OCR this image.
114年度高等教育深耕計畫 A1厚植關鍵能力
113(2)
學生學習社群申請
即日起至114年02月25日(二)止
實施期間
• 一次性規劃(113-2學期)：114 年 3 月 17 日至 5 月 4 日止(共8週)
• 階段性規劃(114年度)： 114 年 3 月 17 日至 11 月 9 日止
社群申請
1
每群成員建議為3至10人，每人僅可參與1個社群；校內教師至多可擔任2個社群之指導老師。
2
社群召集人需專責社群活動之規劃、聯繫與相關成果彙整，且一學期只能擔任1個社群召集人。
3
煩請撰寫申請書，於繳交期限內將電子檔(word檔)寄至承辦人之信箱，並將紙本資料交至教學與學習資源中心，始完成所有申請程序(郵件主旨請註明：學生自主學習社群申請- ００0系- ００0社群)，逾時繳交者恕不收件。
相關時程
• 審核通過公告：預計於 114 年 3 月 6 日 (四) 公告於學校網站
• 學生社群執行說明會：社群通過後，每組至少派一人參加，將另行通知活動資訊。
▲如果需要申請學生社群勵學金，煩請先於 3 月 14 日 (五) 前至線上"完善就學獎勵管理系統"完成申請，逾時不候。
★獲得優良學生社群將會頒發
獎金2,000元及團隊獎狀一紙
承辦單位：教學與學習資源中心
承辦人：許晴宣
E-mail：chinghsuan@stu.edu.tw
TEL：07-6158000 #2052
━━━━━━━━━━━━━━━━━━━━
Exercise prompt: Restate all of the entries exactly, please.

Answer in full:
OCR this image.
114年度高等教育深耕計畫 A1厚植關鍵能力
113(2)
學生學習社群申請
即日起至114年02月25日(二)止
實施期間
• 一次性規劃(113-2學期)：114 年 3 月 17 日至 5 月 4 日止(共8週)
• 階段性規劃(114年度)： 114 年 3 月 17 日至 11 月 9 日止
社群申請
1
每群成員建議為3至10人，每人僅可參與1個社群；校內教師至多可擔任2個社群之指導老師。
2
社群召集人需專責社群活動之規劃、聯繫與相關成果彙整，且一學期只能擔任1個社群召集人。
3
煩請撰寫申請書，於繳交期限內將電子檔(word檔)寄至承辦人之信箱，並將紙本資料交至教學與學習資源中心，始完成所有申請程序(郵件主旨請註明：學生自主學習社群申請- ００0系- ００0社群)，逾時繳交者恕不收件。
相關時程
• 審核通過公告：預計於 114 年 3 月 6 日 (四) 公告於學校網站
• 學生社群執行說明會：社群通過後，每組至少派一人參加，將另行通知活動資訊。
▲如果需要申請學生社群勵學金，煩請先於 3 月 14 日 (五) 前至線上"完善就學獎勵管理系統"完成申請，逾時不候。
★獲得優良學生社群將會頒發
獎金2,000元及團隊獎狀一紙
承辦單位：教學與學習資源中心
承辦人：許晴宣
E-mail：chinghsuan@stu.edu.tw
TEL：07-6158000 #2052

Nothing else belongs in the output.